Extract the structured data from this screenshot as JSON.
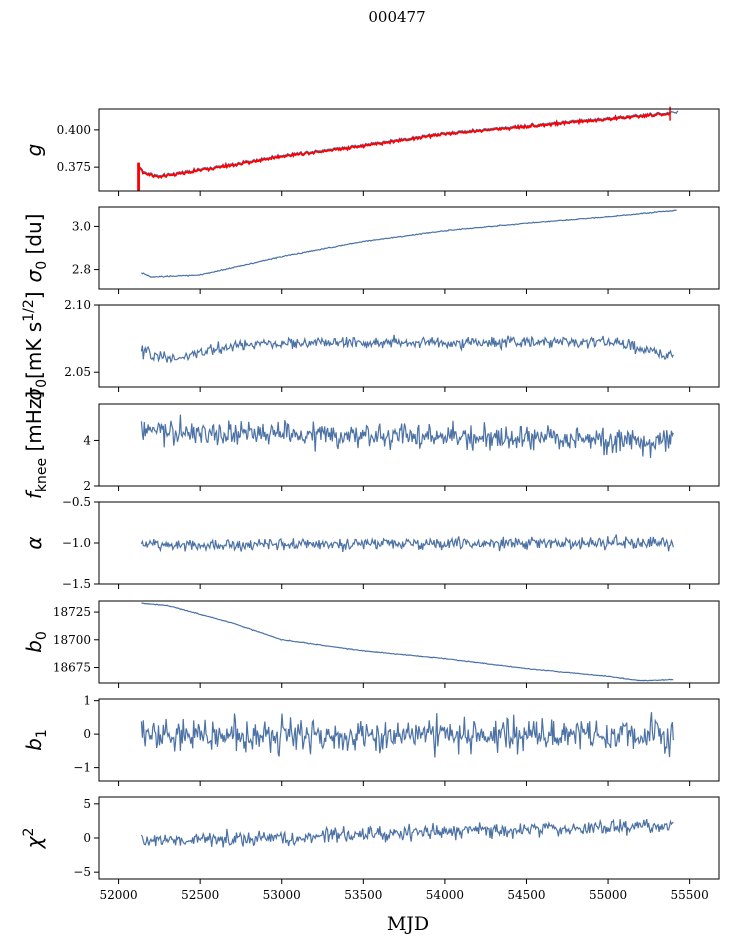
{
  "figure": {
    "title": "000477",
    "xlabel": "MJD"
  },
  "colors": {
    "series": "#4c72a5",
    "highlight": "#ff0000",
    "frame": "#000000"
  },
  "chart_data": [
    {
      "type": "line",
      "name": "g",
      "ylabel": "g",
      "xlim": [
        51880,
        55680
      ],
      "ylim": [
        0.359,
        0.414
      ],
      "yticks": [
        0.375,
        0.4
      ],
      "ytick_labels": [
        "0.375",
        "0.400"
      ],
      "x_range": [
        52120,
        55430
      ],
      "trend": [
        [
          52120,
          0.377
        ],
        [
          52150,
          0.372
        ],
        [
          52250,
          0.369
        ],
        [
          52400,
          0.372
        ],
        [
          52700,
          0.377
        ],
        [
          53000,
          0.383
        ],
        [
          53500,
          0.39
        ],
        [
          54000,
          0.398
        ],
        [
          54500,
          0.403
        ],
        [
          55000,
          0.408
        ],
        [
          55430,
          0.412
        ]
      ],
      "noise": 0.0008,
      "overlay": {
        "color_key": "highlight",
        "offset": -0.0008,
        "spike_x": [
          52120,
          52125
        ],
        "spike_range": [
          0.359,
          0.378
        ],
        "spike_end_x": 55380
      }
    },
    {
      "type": "line",
      "name": "sigma0_du",
      "ylabel": "σ0 [du]",
      "xlim": [
        51880,
        55680
      ],
      "ylim": [
        2.71,
        3.09
      ],
      "yticks": [
        2.8,
        3.0
      ],
      "ytick_labels": [
        "2.8",
        "3.0"
      ],
      "x_range": [
        52140,
        55420
      ],
      "trend": [
        [
          52140,
          2.785
        ],
        [
          52200,
          2.765
        ],
        [
          52500,
          2.775
        ],
        [
          53000,
          2.86
        ],
        [
          53500,
          2.93
        ],
        [
          54000,
          2.98
        ],
        [
          54500,
          3.015
        ],
        [
          55000,
          3.045
        ],
        [
          55420,
          3.075
        ]
      ],
      "noise": 0.002
    },
    {
      "type": "line",
      "name": "sigma0_mK",
      "ylabel": "σ0[mK s^1/2]",
      "xlim": [
        51880,
        55680
      ],
      "ylim": [
        2.039,
        2.1
      ],
      "yticks": [
        2.05,
        2.1
      ],
      "ytick_labels": [
        "2.05",
        "2.10"
      ],
      "x_range": [
        52140,
        55400
      ],
      "trend": [
        [
          52140,
          2.065
        ],
        [
          52350,
          2.06
        ],
        [
          52700,
          2.07
        ],
        [
          53200,
          2.072
        ],
        [
          54000,
          2.072
        ],
        [
          54500,
          2.072
        ],
        [
          55000,
          2.073
        ],
        [
          55400,
          2.062
        ]
      ],
      "noise": 0.0035
    },
    {
      "type": "line",
      "name": "fknee",
      "ylabel": "fknee [mHz]",
      "xlim": [
        51880,
        55680
      ],
      "ylim": [
        2,
        5.6
      ],
      "yticks": [
        2,
        4
      ],
      "ytick_labels": [
        "2",
        "4"
      ],
      "x_range": [
        52140,
        55400
      ],
      "trend": [
        [
          52140,
          4.4
        ],
        [
          52600,
          4.3
        ],
        [
          53500,
          4.2
        ],
        [
          54500,
          4.1
        ],
        [
          55400,
          3.9
        ]
      ],
      "noise": 0.45
    },
    {
      "type": "line",
      "name": "alpha",
      "ylabel": "α",
      "xlim": [
        51880,
        55680
      ],
      "ylim": [
        -1.5,
        -0.5
      ],
      "yticks": [
        -1.5,
        -1.0,
        -0.5
      ],
      "ytick_labels": [
        "−1.5",
        "−1.0",
        "−0.5"
      ],
      "x_range": [
        52140,
        55400
      ],
      "trend": [
        [
          52140,
          -1.02
        ],
        [
          55400,
          -1.0
        ]
      ],
      "noise": 0.06
    },
    {
      "type": "line",
      "name": "b0",
      "ylabel": "b0",
      "xlim": [
        51880,
        55680
      ],
      "ylim": [
        18661,
        18735
      ],
      "yticks": [
        18675,
        18700,
        18725
      ],
      "ytick_labels": [
        "18675",
        "18700",
        "18725"
      ],
      "x_range": [
        52140,
        55400
      ],
      "trend": [
        [
          52140,
          18733
        ],
        [
          52300,
          18731
        ],
        [
          52700,
          18715
        ],
        [
          53000,
          18700
        ],
        [
          53500,
          18690
        ],
        [
          54000,
          18683
        ],
        [
          54500,
          18674
        ],
        [
          55000,
          18667
        ],
        [
          55200,
          18663
        ],
        [
          55400,
          18664
        ]
      ],
      "noise": 0.3
    },
    {
      "type": "line",
      "name": "b1",
      "ylabel": "b1",
      "xlim": [
        51880,
        55680
      ],
      "ylim": [
        -1.4,
        1.05
      ],
      "yticks": [
        -1,
        0,
        1
      ],
      "ytick_labels": [
        "−1",
        "0",
        "1"
      ],
      "x_range": [
        52140,
        55400
      ],
      "trend": [
        [
          52140,
          -0.05
        ],
        [
          55400,
          -0.05
        ]
      ],
      "noise": 0.42
    },
    {
      "type": "line",
      "name": "chi2",
      "ylabel": "χ2",
      "xlim": [
        51880,
        55680
      ],
      "ylim": [
        -6,
        6
      ],
      "yticks": [
        -5,
        0,
        5
      ],
      "ytick_labels": [
        "−5",
        "0",
        "5"
      ],
      "xticks": [
        52000,
        52500,
        53000,
        53500,
        54000,
        54500,
        55000,
        55500
      ],
      "xtick_labels": [
        "52000",
        "52500",
        "53000",
        "53500",
        "54000",
        "54500",
        "55000",
        "55500"
      ],
      "x_range": [
        52140,
        55400
      ],
      "trend": [
        [
          52140,
          -0.5
        ],
        [
          52500,
          -0.2
        ],
        [
          53000,
          0.0
        ],
        [
          53500,
          0.5
        ],
        [
          54000,
          0.9
        ],
        [
          54500,
          1.2
        ],
        [
          55000,
          1.5
        ],
        [
          55400,
          2.0
        ]
      ],
      "noise": 0.9
    }
  ]
}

== EXERCISE TASK ==
Copy out all the data without changing anything, and drop the pictures.

== WORKED SOLUTION ==
Extract the structured data from this screenshot as JSON.
{
  "figure": {
    "title": "000477",
    "xlabel": "MJD"
  },
  "colors": {
    "series": "#4c72a5",
    "highlight": "#ff0000",
    "frame": "#000000"
  },
  "chart_data": [
    {
      "type": "line",
      "name": "g",
      "ylabel": "g",
      "xlim": [
        51880,
        55680
      ],
      "ylim": [
        0.359,
        0.414
      ],
      "yticks": [
        0.375,
        0.4
      ],
      "ytick_labels": [
        "0.375",
        "0.400"
      ],
      "x_range": [
        52120,
        55430
      ],
      "trend": [
        [
          52120,
          0.377
        ],
        [
          52150,
          0.372
        ],
        [
          52250,
          0.369
        ],
        [
          52400,
          0.372
        ],
        [
          52700,
          0.377
        ],
        [
          53000,
          0.383
        ],
        [
          53500,
          0.39
        ],
        [
          54000,
          0.398
        ],
        [
          54500,
          0.403
        ],
        [
          55000,
          0.408
        ],
        [
          55430,
          0.412
        ]
      ],
      "noise": 0.0008,
      "overlay": {
        "color_key": "highlight",
        "offset": -0.0008,
        "spike_x": [
          52120,
          52125
        ],
        "spike_range": [
          0.359,
          0.378
        ],
        "spike_end_x": 55380
      }
    },
    {
      "type": "line",
      "name": "sigma0_du",
      "ylabel": "σ0 [du]",
      "xlim": [
        51880,
        55680
      ],
      "ylim": [
        2.71,
        3.09
      ],
      "yticks": [
        2.8,
        3.0
      ],
      "ytick_labels": [
        "2.8",
        "3.0"
      ],
      "x_range": [
        52140,
        55420
      ],
      "trend": [
        [
          52140,
          2.785
        ],
        [
          52200,
          2.765
        ],
        [
          52500,
          2.775
        ],
        [
          53000,
          2.86
        ],
        [
          53500,
          2.93
        ],
        [
          54000,
          2.98
        ],
        [
          54500,
          3.015
        ],
        [
          55000,
          3.045
        ],
        [
          55420,
          3.075
        ]
      ],
      "noise": 0.002
    },
    {
      "type": "line",
      "name": "sigma0_mK",
      "ylabel": "σ0[mK s^1/2]",
      "xlim": [
        51880,
        55680
      ],
      "ylim": [
        2.039,
        2.1
      ],
      "yticks": [
        2.05,
        2.1
      ],
      "ytick_labels": [
        "2.05",
        "2.10"
      ],
      "x_range": [
        52140,
        55400
      ],
      "trend": [
        [
          52140,
          2.065
        ],
        [
          52350,
          2.06
        ],
        [
          52700,
          2.07
        ],
        [
          53200,
          2.072
        ],
        [
          54000,
          2.072
        ],
        [
          54500,
          2.072
        ],
        [
          55000,
          2.073
        ],
        [
          55400,
          2.062
        ]
      ],
      "noise": 0.0035
    },
    {
      "type": "line",
      "name": "fknee",
      "ylabel": "fknee [mHz]",
      "xlim": [
        51880,
        55680
      ],
      "ylim": [
        2,
        5.6
      ],
      "yticks": [
        2,
        4
      ],
      "ytick_labels": [
        "2",
        "4"
      ],
      "x_range": [
        52140,
        55400
      ],
      "trend": [
        [
          52140,
          4.4
        ],
        [
          52600,
          4.3
        ],
        [
          53500,
          4.2
        ],
        [
          54500,
          4.1
        ],
        [
          55400,
          3.9
        ]
      ],
      "noise": 0.45
    },
    {
      "type": "line",
      "name": "alpha",
      "ylabel": "α",
      "xlim": [
        51880,
        55680
      ],
      "ylim": [
        -1.5,
        -0.5
      ],
      "yticks": [
        -1.5,
        -1.0,
        -0.5
      ],
      "ytick_labels": [
        "−1.5",
        "−1.0",
        "−0.5"
      ],
      "x_range": [
        52140,
        55400
      ],
      "trend": [
        [
          52140,
          -1.02
        ],
        [
          55400,
          -1.0
        ]
      ],
      "noise": 0.06
    },
    {
      "type": "line",
      "name": "b0",
      "ylabel": "b0",
      "xlim": [
        51880,
        55680
      ],
      "ylim": [
        18661,
        18735
      ],
      "yticks": [
        18675,
        18700,
        18725
      ],
      "ytick_labels": [
        "18675",
        "18700",
        "18725"
      ],
      "x_range": [
        52140,
        55400
      ],
      "trend": [
        [
          52140,
          18733
        ],
        [
          52300,
          18731
        ],
        [
          52700,
          18715
        ],
        [
          53000,
          18700
        ],
        [
          53500,
          18690
        ],
        [
          54000,
          18683
        ],
        [
          54500,
          18674
        ],
        [
          55000,
          18667
        ],
        [
          55200,
          18663
        ],
        [
          55400,
          18664
        ]
      ],
      "noise": 0.3
    },
    {
      "type": "line",
      "name": "b1",
      "ylabel": "b1",
      "xlim": [
        51880,
        55680
      ],
      "ylim": [
        -1.4,
        1.05
      ],
      "yticks": [
        -1,
        0,
        1
      ],
      "ytick_labels": [
        "−1",
        "0",
        "1"
      ],
      "x_range": [
        52140,
        55400
      ],
      "trend": [
        [
          52140,
          -0.05
        ],
        [
          55400,
          -0.05
        ]
      ],
      "noise": 0.42
    },
    {
      "type": "line",
      "name": "chi2",
      "ylabel": "χ2",
      "xlim": [
        51880,
        55680
      ],
      "ylim": [
        -6,
        6
      ],
      "yticks": [
        -5,
        0,
        5
      ],
      "ytick_labels": [
        "−5",
        "0",
        "5"
      ],
      "xticks": [
        52000,
        52500,
        53000,
        53500,
        54000,
        54500,
        55000,
        55500
      ],
      "xtick_labels": [
        "52000",
        "52500",
        "53000",
        "53500",
        "54000",
        "54500",
        "55000",
        "55500"
      ],
      "x_range": [
        52140,
        55400
      ],
      "trend": [
        [
          52140,
          -0.5
        ],
        [
          52500,
          -0.2
        ],
        [
          53000,
          0.0
        ],
        [
          53500,
          0.5
        ],
        [
          54000,
          0.9
        ],
        [
          54500,
          1.2
        ],
        [
          55000,
          1.5
        ],
        [
          55400,
          2.0
        ]
      ],
      "noise": 0.9
    }
  ]
}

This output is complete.